**WORK TO COMPLETE:**
Repeat the records below exactly as they appear.

**INPUT RECORDS:**

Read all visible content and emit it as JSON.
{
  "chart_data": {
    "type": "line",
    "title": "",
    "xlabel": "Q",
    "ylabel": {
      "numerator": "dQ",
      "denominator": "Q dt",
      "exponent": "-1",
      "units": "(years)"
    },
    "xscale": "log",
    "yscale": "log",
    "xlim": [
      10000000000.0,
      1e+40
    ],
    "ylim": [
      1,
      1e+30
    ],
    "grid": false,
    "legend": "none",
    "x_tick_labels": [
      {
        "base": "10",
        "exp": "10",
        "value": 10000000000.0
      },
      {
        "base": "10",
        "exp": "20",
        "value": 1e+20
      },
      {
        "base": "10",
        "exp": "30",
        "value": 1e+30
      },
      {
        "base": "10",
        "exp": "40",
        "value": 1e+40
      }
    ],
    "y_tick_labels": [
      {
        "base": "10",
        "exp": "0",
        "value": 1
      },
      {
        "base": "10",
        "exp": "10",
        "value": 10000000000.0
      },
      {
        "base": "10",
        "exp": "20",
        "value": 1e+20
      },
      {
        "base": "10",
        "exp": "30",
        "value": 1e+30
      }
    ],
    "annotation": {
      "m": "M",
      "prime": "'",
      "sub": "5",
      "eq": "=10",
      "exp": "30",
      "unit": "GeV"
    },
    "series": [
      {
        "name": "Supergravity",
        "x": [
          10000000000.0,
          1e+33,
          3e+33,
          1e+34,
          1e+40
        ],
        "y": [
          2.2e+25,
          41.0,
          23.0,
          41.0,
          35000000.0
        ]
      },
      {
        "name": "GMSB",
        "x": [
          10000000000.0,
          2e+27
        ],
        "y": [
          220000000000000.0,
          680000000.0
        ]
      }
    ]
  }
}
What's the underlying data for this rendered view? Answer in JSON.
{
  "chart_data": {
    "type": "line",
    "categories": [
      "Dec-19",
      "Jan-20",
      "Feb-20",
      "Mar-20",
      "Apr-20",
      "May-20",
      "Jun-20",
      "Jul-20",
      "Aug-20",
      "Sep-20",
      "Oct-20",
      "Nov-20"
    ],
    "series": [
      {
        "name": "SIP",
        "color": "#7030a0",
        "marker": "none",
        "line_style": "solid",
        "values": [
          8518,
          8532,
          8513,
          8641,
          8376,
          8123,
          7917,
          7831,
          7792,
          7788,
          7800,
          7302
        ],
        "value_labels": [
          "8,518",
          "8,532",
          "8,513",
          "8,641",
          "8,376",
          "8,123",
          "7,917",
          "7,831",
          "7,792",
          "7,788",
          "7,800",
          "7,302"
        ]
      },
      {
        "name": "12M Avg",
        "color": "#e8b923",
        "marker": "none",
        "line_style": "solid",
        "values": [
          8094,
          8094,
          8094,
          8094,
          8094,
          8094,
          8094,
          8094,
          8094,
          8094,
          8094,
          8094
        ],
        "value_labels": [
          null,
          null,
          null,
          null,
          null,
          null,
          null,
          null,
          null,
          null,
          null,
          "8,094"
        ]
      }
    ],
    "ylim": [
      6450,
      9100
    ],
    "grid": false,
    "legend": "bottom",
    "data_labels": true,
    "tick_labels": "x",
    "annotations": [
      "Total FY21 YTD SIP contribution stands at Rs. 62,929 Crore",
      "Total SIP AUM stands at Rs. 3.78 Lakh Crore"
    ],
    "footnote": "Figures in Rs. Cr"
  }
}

**RESPONSE TO THIS EXERCISE:**
Read all visible content and emit it as JSON.
{
  "chart_data": {
    "type": "line",
    "title": "",
    "xlabel": "Q",
    "ylabel": {
      "numerator": "dQ",
      "denominator": "Q dt",
      "exponent": "-1",
      "units": "(years)"
    },
    "xscale": "log",
    "yscale": "log",
    "xlim": [
      10000000000.0,
      1e+40
    ],
    "ylim": [
      1,
      1e+30
    ],
    "grid": false,
    "legend": "none",
    "x_tick_labels": [
      {
        "base": "10",
        "exp": "10",
        "value": 10000000000.0
      },
      {
        "base": "10",
        "exp": "20",
        "value": 1e+20
      },
      {
        "base": "10",
        "exp": "30",
        "value": 1e+30
      },
      {
        "base": "10",
        "exp": "40",
        "value": 1e+40
      }
    ],
    "y_tick_labels": [
      {
        "base": "10",
        "exp": "0",
        "value": 1
      },
      {
        "base": "10",
        "exp": "10",
        "value": 10000000000.0
      },
      {
        "base": "10",
        "exp": "20",
        "value": 1e+20
      },
      {
        "base": "10",
        "exp": "30",
        "value": 1e+30
      }
    ],
    "annotation": {
      "m": "M",
      "prime": "'",
      "sub": "5",
      "eq": "=10",
      "exp": "30",
      "unit": "GeV"
    },
    "series": [
      {
        "name": "Supergravity",
        "x": [
          10000000000.0,
          1e+33,
          3e+33,
          1e+34,
          1e+40
        ],
        "y": [
          2.2e+25,
          41.0,
          23.0,
          41.0,
          35000000.0
        ]
      },
      {
        "name": "GMSB",
        "x": [
          10000000000.0,
          2e+27
        ],
        "y": [
          220000000000000.0,
          680000000.0
        ]
      }
    ]
  }
}
What's the underlying data for this rendered view? Answer in JSON.
{
  "chart_data": {
    "type": "line",
    "categories": [
      "Dec-19",
      "Jan-20",
      "Feb-20",
      "Mar-20",
      "Apr-20",
      "May-20",
      "Jun-20",
      "Jul-20",
      "Aug-20",
      "Sep-20",
      "Oct-20",
      "Nov-20"
    ],
    "series": [
      {
        "name": "SIP",
        "color": "#7030a0",
        "marker": "none",
        "line_style": "solid",
        "values": [
          8518,
          8532,
          8513,
          8641,
          8376,
          8123,
          7917,
          7831,
          7792,
          7788,
          7800,
          7302
        ],
        "value_labels": [
          "8,518",
          "8,532",
          "8,513",
          "8,641",
          "8,376",
          "8,123",
          "7,917",
          "7,831",
          "7,792",
          "7,788",
          "7,800",
          "7,302"
        ]
      },
      {
        "name": "12M Avg",
        "color": "#e8b923",
        "marker": "none",
        "line_style": "solid",
        "values": [
          8094,
          8094,
          8094,
          8094,
          8094,
          8094,
          8094,
          8094,
          8094,
          8094,
          8094,
          8094
        ],
        "value_labels": [
          null,
          null,
          null,
          null,
          null,
          null,
          null,
          null,
          null,
          null,
          null,
          "8,094"
        ]
      }
    ],
    "ylim": [
      6450,
      9100
    ],
    "grid": false,
    "legend": "bottom",
    "data_labels": true,
    "tick_labels": "x",
    "annotations": [
      "Total FY21 YTD SIP contribution stands at Rs. 62,929 Crore",
      "Total SIP AUM stands at Rs. 3.78 Lakh Crore"
    ],
    "footnote": "Figures in Rs. Cr"
  }
}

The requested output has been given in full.